| Task to carry out |
Tally the lines in the listing below that include "marker". Answer with the count and nothing more.

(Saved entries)

————

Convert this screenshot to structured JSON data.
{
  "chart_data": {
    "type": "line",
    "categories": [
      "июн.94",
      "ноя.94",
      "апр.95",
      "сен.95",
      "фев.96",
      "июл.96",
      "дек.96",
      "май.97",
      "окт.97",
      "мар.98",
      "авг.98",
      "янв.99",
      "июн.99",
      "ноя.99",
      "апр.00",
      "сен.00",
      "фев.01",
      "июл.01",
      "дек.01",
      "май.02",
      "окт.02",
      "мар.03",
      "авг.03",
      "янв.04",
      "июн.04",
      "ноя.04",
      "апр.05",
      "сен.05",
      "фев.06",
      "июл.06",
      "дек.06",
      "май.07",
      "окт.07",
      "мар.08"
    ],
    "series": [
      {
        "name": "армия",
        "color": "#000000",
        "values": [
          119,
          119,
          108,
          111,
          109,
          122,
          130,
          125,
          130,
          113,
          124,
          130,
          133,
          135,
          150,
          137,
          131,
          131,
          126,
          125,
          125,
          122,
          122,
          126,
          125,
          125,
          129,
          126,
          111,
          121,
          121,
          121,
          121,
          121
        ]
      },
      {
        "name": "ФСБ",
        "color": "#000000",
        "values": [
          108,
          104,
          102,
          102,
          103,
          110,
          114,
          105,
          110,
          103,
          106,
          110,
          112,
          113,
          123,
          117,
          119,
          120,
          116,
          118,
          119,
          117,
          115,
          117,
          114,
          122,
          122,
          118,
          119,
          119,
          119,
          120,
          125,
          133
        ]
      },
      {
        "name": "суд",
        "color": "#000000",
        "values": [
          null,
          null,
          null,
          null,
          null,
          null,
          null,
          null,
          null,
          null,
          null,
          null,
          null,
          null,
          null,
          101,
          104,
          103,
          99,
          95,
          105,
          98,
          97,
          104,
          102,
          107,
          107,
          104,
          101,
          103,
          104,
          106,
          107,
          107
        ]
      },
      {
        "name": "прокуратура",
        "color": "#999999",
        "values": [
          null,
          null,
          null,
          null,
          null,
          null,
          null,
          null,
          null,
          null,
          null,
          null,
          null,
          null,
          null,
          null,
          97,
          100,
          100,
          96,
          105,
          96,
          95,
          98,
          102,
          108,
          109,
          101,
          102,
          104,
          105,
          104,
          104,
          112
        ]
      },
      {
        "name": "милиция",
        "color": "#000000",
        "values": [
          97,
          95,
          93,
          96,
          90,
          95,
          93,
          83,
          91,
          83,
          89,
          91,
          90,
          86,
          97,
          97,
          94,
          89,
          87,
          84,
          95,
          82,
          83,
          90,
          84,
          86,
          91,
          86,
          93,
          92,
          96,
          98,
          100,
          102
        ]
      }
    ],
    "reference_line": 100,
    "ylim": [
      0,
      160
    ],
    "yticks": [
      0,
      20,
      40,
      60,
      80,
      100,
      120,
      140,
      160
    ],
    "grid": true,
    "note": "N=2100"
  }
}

————

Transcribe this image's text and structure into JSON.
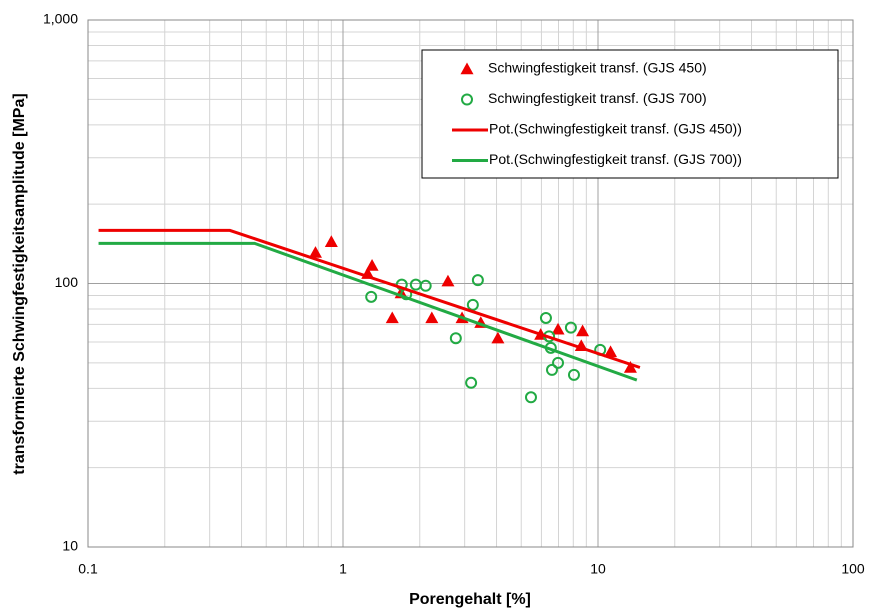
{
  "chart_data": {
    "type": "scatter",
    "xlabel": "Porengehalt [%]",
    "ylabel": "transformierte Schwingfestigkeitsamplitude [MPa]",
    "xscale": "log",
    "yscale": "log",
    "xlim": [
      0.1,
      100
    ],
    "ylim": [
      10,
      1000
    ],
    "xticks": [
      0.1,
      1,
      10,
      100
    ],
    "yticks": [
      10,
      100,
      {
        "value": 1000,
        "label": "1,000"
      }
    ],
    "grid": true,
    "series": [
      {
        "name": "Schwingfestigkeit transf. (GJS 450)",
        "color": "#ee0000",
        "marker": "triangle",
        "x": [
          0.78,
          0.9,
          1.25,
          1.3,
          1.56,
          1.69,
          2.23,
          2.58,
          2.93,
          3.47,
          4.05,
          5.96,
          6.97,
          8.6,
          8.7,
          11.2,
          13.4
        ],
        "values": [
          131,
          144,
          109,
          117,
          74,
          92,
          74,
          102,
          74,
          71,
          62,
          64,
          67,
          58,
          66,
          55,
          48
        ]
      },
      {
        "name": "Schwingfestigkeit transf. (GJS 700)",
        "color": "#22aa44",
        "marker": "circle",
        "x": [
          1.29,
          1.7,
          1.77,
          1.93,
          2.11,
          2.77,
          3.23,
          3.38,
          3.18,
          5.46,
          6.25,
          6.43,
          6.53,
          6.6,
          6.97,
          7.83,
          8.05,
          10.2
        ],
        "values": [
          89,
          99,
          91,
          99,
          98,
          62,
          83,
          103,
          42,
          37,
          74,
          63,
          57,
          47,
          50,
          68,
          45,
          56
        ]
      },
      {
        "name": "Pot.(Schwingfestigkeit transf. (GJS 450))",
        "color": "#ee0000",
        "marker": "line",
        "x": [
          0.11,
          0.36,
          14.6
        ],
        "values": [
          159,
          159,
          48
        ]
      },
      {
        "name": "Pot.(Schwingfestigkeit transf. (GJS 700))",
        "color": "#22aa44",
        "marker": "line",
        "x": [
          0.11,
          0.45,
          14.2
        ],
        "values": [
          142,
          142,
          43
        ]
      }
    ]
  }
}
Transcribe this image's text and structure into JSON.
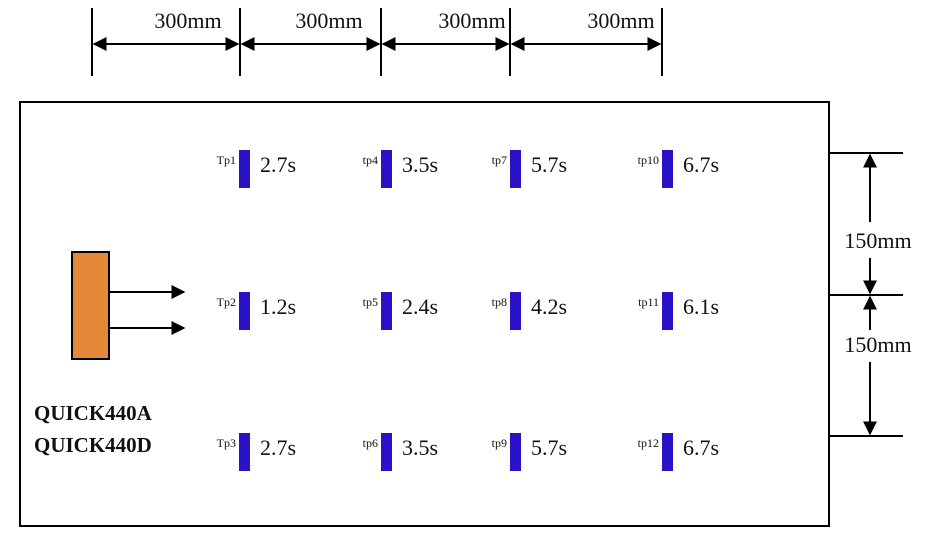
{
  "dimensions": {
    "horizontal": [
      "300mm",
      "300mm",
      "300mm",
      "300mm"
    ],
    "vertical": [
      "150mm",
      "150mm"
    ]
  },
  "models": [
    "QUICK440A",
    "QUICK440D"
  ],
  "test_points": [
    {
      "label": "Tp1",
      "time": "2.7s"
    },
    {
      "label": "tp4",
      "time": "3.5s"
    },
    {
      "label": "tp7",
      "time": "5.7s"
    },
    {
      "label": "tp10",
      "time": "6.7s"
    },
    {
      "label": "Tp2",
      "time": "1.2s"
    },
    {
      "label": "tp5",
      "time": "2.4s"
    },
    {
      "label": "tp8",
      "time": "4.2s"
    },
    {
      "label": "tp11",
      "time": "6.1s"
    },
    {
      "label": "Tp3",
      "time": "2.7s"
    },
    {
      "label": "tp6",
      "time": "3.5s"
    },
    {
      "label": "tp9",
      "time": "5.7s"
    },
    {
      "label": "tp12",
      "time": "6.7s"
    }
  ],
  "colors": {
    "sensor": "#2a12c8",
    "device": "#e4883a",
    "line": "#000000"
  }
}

————

| Solution |
4